> [Directions]: What is needed here is an exact copy of every entry.

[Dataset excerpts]
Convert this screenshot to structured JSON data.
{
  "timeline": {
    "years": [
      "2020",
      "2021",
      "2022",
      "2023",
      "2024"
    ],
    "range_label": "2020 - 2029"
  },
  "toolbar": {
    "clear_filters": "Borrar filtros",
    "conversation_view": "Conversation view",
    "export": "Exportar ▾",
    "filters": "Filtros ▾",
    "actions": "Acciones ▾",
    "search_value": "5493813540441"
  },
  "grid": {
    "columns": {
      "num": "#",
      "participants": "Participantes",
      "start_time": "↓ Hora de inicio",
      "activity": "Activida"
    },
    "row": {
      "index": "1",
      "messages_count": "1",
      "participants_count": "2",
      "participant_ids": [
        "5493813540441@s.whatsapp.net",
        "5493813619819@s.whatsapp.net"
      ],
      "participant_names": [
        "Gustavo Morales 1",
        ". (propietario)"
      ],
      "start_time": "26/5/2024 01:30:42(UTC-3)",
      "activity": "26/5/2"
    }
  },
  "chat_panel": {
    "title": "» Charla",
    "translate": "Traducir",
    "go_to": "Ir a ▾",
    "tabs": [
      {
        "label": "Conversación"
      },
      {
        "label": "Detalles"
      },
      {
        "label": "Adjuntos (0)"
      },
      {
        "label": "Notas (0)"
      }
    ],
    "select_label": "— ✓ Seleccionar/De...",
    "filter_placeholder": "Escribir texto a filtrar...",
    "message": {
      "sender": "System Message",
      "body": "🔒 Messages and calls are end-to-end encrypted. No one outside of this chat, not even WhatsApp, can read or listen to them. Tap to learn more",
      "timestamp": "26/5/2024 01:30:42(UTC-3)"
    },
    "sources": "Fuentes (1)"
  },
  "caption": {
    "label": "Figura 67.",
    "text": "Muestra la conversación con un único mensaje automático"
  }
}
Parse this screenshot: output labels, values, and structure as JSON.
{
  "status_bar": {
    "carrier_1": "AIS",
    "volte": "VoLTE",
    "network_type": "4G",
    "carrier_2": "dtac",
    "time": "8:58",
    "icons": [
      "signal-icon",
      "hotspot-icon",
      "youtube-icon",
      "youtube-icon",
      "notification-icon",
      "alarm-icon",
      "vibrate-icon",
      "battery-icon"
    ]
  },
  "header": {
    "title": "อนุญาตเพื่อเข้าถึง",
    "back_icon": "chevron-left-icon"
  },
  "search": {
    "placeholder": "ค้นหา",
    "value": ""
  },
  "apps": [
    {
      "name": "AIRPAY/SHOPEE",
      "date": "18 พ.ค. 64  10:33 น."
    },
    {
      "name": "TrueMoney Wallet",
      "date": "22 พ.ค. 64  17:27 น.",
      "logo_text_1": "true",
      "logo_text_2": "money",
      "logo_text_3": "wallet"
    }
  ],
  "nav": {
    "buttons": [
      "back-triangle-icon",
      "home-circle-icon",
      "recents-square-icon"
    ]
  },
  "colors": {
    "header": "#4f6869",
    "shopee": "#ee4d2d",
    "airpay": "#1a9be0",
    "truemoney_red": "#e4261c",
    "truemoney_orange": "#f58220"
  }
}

> [Output for this exercise]:
Convert this screenshot to structured JSON data.
{
  "timeline": {
    "years": [
      "2020",
      "2021",
      "2022",
      "2023",
      "2024"
    ],
    "range_label": "2020 - 2029"
  },
  "toolbar": {
    "clear_filters": "Borrar filtros",
    "conversation_view": "Conversation view",
    "export": "Exportar ▾",
    "filters": "Filtros ▾",
    "actions": "Acciones ▾",
    "search_value": "5493813540441"
  },
  "grid": {
    "columns": {
      "num": "#",
      "participants": "Participantes",
      "start_time": "↓ Hora de inicio",
      "activity": "Activida"
    },
    "row": {
      "index": "1",
      "messages_count": "1",
      "participants_count": "2",
      "participant_ids": [
        "5493813540441@s.whatsapp.net",
        "5493813619819@s.whatsapp.net"
      ],
      "participant_names": [
        "Gustavo Morales 1",
        ". (propietario)"
      ],
      "start_time": "26/5/2024 01:30:42(UTC-3)",
      "activity": "26/5/2"
    }
  },
  "chat_panel": {
    "title": "» Charla",
    "translate": "Traducir",
    "go_to": "Ir a ▾",
    "tabs": [
      {
        "label": "Conversación"
      },
      {
        "label": "Detalles"
      },
      {
        "label": "Adjuntos (0)"
      },
      {
        "label": "Notas (0)"
      }
    ],
    "select_label": "— ✓ Seleccionar/De...",
    "filter_placeholder": "Escribir texto a filtrar...",
    "message": {
      "sender": "System Message",
      "body": "🔒 Messages and calls are end-to-end encrypted. No one outside of this chat, not even WhatsApp, can read or listen to them. Tap to learn more",
      "timestamp": "26/5/2024 01:30:42(UTC-3)"
    },
    "sources": "Fuentes (1)"
  },
  "caption": {
    "label": "Figura 67.",
    "text": "Muestra la conversación con un único mensaje automático"
  }
}
Parse this screenshot: output labels, values, and structure as JSON.
{
  "status_bar": {
    "carrier_1": "AIS",
    "volte": "VoLTE",
    "network_type": "4G",
    "carrier_2": "dtac",
    "time": "8:58",
    "icons": [
      "signal-icon",
      "hotspot-icon",
      "youtube-icon",
      "youtube-icon",
      "notification-icon",
      "alarm-icon",
      "vibrate-icon",
      "battery-icon"
    ]
  },
  "header": {
    "title": "อนุญาตเพื่อเข้าถึง",
    "back_icon": "chevron-left-icon"
  },
  "search": {
    "placeholder": "ค้นหา",
    "value": ""
  },
  "apps": [
    {
      "name": "AIRPAY/SHOPEE",
      "date": "18 พ.ค. 64  10:33 น."
    },
    {
      "name": "TrueMoney Wallet",
      "date": "22 พ.ค. 64  17:27 น.",
      "logo_text_1": "true",
      "logo_text_2": "money",
      "logo_text_3": "wallet"
    }
  ],
  "nav": {
    "buttons": [
      "back-triangle-icon",
      "home-circle-icon",
      "recents-square-icon"
    ]
  },
  "colors": {
    "header": "#4f6869",
    "shopee": "#ee4d2d",
    "airpay": "#1a9be0",
    "truemoney_red": "#e4261c",
    "truemoney_orange": "#f58220"
  }
}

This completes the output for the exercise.